» **Written instruction**: Edit the rows from the one containing "[100, 343, 870, 404]" down to the one containing "435, 736, 457]": swap "warning-triangle-icon" for "caution-icon" and leave everything else unchanged.

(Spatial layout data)
* Start *

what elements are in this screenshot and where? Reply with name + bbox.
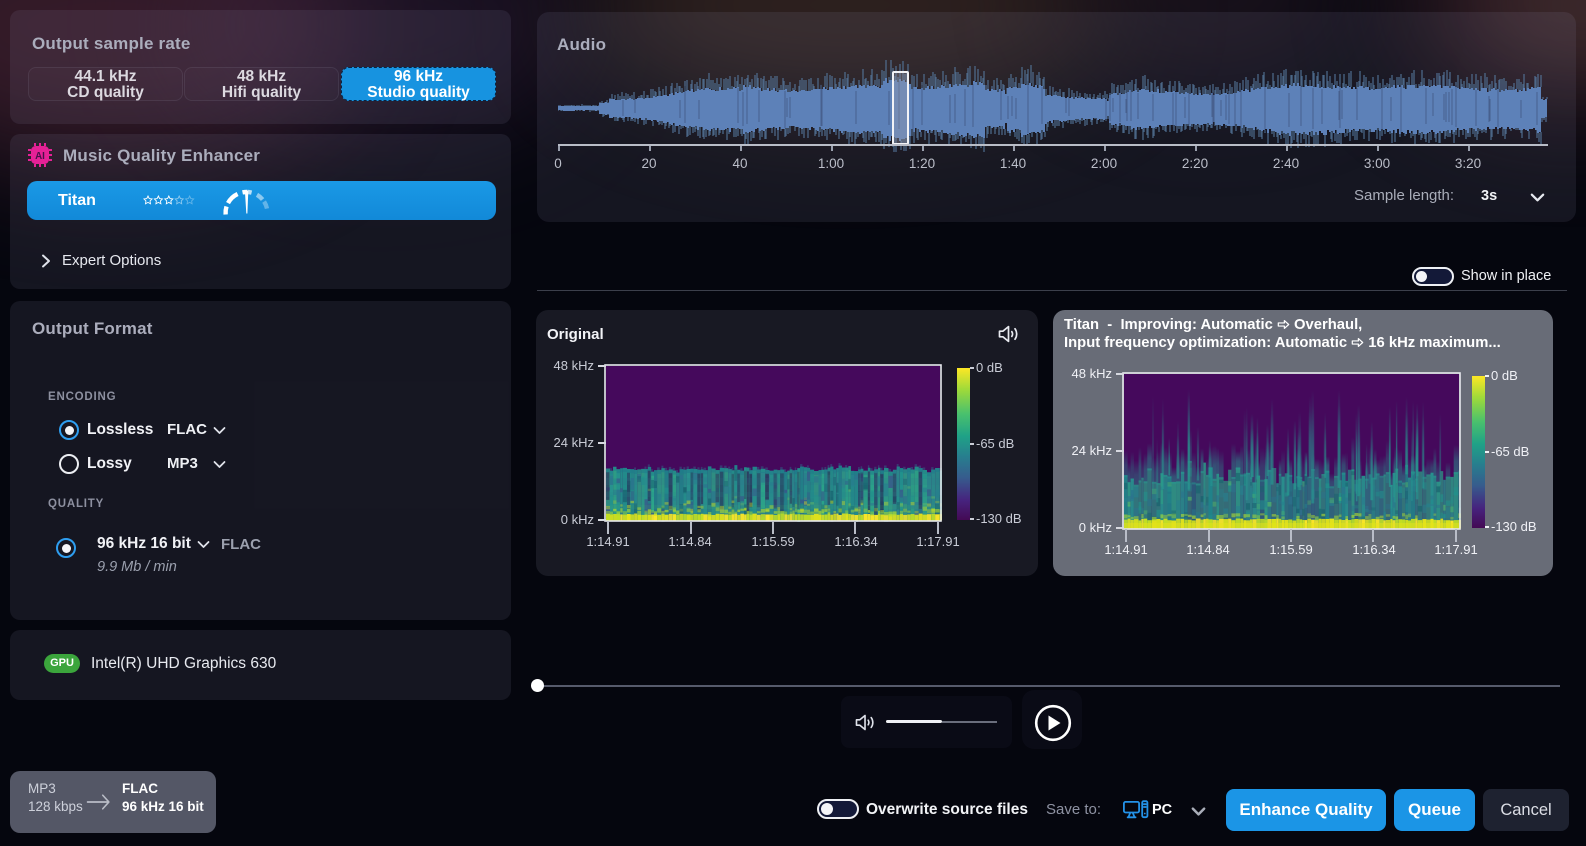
svg-text:AI: AI — [35, 151, 45, 162]
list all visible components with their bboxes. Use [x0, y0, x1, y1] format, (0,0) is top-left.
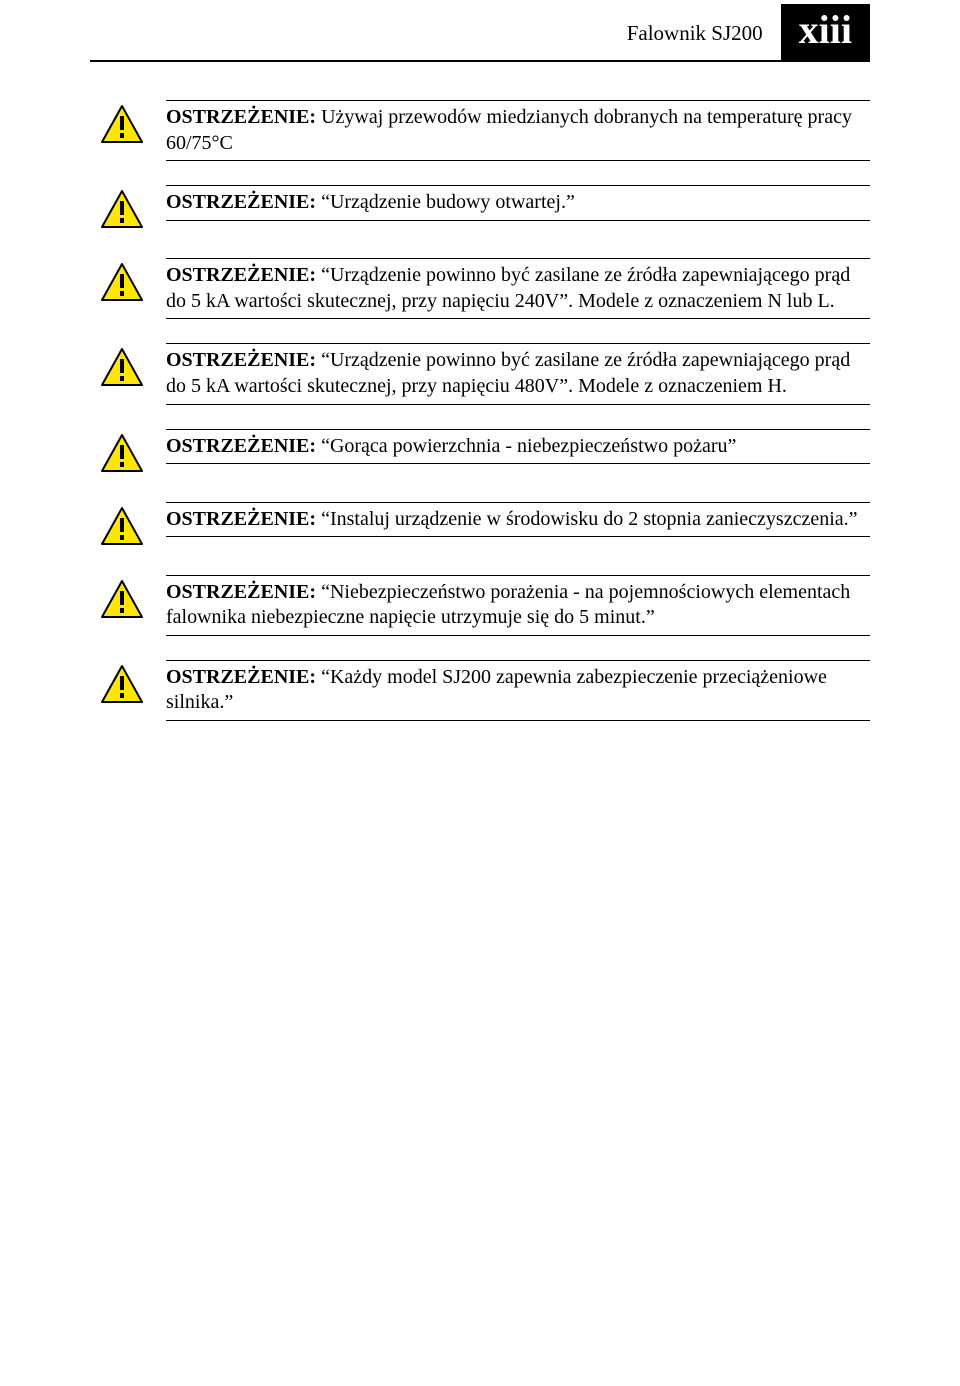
warning-block: OSTRZEŻENIE: “Urządzenie powinno być zas…: [100, 343, 870, 404]
warning-label: OSTRZEŻENIE:: [166, 666, 316, 688]
page-header: Falownik SJ200 xiii: [90, 0, 870, 60]
warning-text: OSTRZEŻENIE: “Urządzenie budowy otwartej…: [166, 185, 870, 221]
warning-block: OSTRZEŻENIE: “Urządzenie powinno być zas…: [100, 258, 870, 319]
page: Falownik SJ200 xiii OSTRZEŻENIE: Używaj …: [0, 0, 960, 721]
header-rule: [90, 60, 870, 62]
warning-triangle-icon: [100, 258, 144, 307]
warning-block: OSTRZEŻENIE: Używaj przewodów miedzianyc…: [100, 100, 870, 161]
warning-body: “Urządzenie budowy otwartej.”: [316, 191, 575, 213]
warning-triangle-icon: [100, 343, 144, 392]
warning-body: “Instaluj urządzenie w środowisku do 2 s…: [316, 508, 857, 530]
warning-triangle-icon: [100, 429, 144, 478]
warning-label: OSTRZEŻENIE:: [166, 581, 316, 603]
warning-text: OSTRZEŻENIE: Używaj przewodów miedzianyc…: [166, 100, 870, 161]
warning-text: OSTRZEŻENIE: “Niebezpieczeństwo porażeni…: [166, 575, 870, 636]
warning-label: OSTRZEŻENIE:: [166, 508, 316, 530]
warning-text: OSTRZEŻENIE: “Urządzenie powinno być zas…: [166, 258, 870, 319]
page-number: xiii: [781, 4, 870, 60]
warning-block: OSTRZEŻENIE: “Urządzenie budowy otwartej…: [100, 185, 870, 234]
warning-body: “Gorąca powierzchnia - niebezpieczeństwo…: [316, 435, 736, 457]
warning-label: OSTRZEŻENIE:: [166, 264, 316, 286]
warning-triangle-icon: [100, 185, 144, 234]
warning-text: OSTRZEŻENIE: “Urządzenie powinno być zas…: [166, 343, 870, 404]
warning-label: OSTRZEŻENIE:: [166, 106, 316, 128]
warning-text: OSTRZEŻENIE: “Instaluj urządzenie w środ…: [166, 502, 870, 538]
warning-block: OSTRZEŻENIE: “Instaluj urządzenie w środ…: [100, 502, 870, 551]
warning-label: OSTRZEŻENIE:: [166, 191, 316, 213]
warning-triangle-icon: [100, 575, 144, 624]
warnings-list: OSTRZEŻENIE: Używaj przewodów miedzianyc…: [90, 100, 870, 721]
warning-triangle-icon: [100, 100, 144, 149]
warning-block: OSTRZEŻENIE: “Niebezpieczeństwo porażeni…: [100, 575, 870, 636]
warning-label: OSTRZEŻENIE:: [166, 435, 316, 457]
warning-triangle-icon: [100, 660, 144, 709]
warning-block: OSTRZEŻENIE: “Gorąca powierzchnia - nieb…: [100, 429, 870, 478]
warning-triangle-icon: [100, 502, 144, 551]
warning-label: OSTRZEŻENIE:: [166, 349, 316, 371]
header-title: Falownik SJ200: [627, 21, 763, 60]
warning-text: OSTRZEŻENIE: “Każdy model SJ200 zapewnia…: [166, 660, 870, 721]
warning-text: OSTRZEŻENIE: “Gorąca powierzchnia - nieb…: [166, 429, 870, 465]
warning-block: OSTRZEŻENIE: “Każdy model SJ200 zapewnia…: [100, 660, 870, 721]
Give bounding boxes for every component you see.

* End *

» **The reply**:
warning-block: OSTRZEŻENIE: “Urządzenie powinno być zas…: [100, 343, 870, 404]
warning-label: OSTRZEŻENIE:: [166, 666, 316, 688]
page-header: Falownik SJ200 xiii: [90, 0, 870, 60]
warning-text: OSTRZEŻENIE: “Urządzenie budowy otwartej…: [166, 185, 870, 221]
warning-block: OSTRZEŻENIE: “Urządzenie powinno być zas…: [100, 258, 870, 319]
page: Falownik SJ200 xiii OSTRZEŻENIE: Używaj …: [0, 0, 960, 721]
header-rule: [90, 60, 870, 62]
caution-icon: [100, 258, 144, 307]
warning-block: OSTRZEŻENIE: Używaj przewodów miedzianyc…: [100, 100, 870, 161]
warning-body: “Urządzenie budowy otwartej.”: [316, 191, 575, 213]
caution-icon: [100, 343, 144, 392]
warning-body: “Instaluj urządzenie w środowisku do 2 s…: [316, 508, 857, 530]
caution-icon: [100, 429, 144, 478]
warning-label: OSTRZEŻENIE:: [166, 581, 316, 603]
warning-text: OSTRZEŻENIE: Używaj przewodów miedzianyc…: [166, 100, 870, 161]
warning-text: OSTRZEŻENIE: “Niebezpieczeństwo porażeni…: [166, 575, 870, 636]
warning-label: OSTRZEŻENIE:: [166, 508, 316, 530]
warning-text: OSTRZEŻENIE: “Urządzenie powinno być zas…: [166, 258, 870, 319]
page-number: xiii: [781, 4, 870, 60]
warning-block: OSTRZEŻENIE: “Urządzenie budowy otwartej…: [100, 185, 870, 234]
warning-body: “Gorąca powierzchnia - niebezpieczeństwo…: [316, 435, 736, 457]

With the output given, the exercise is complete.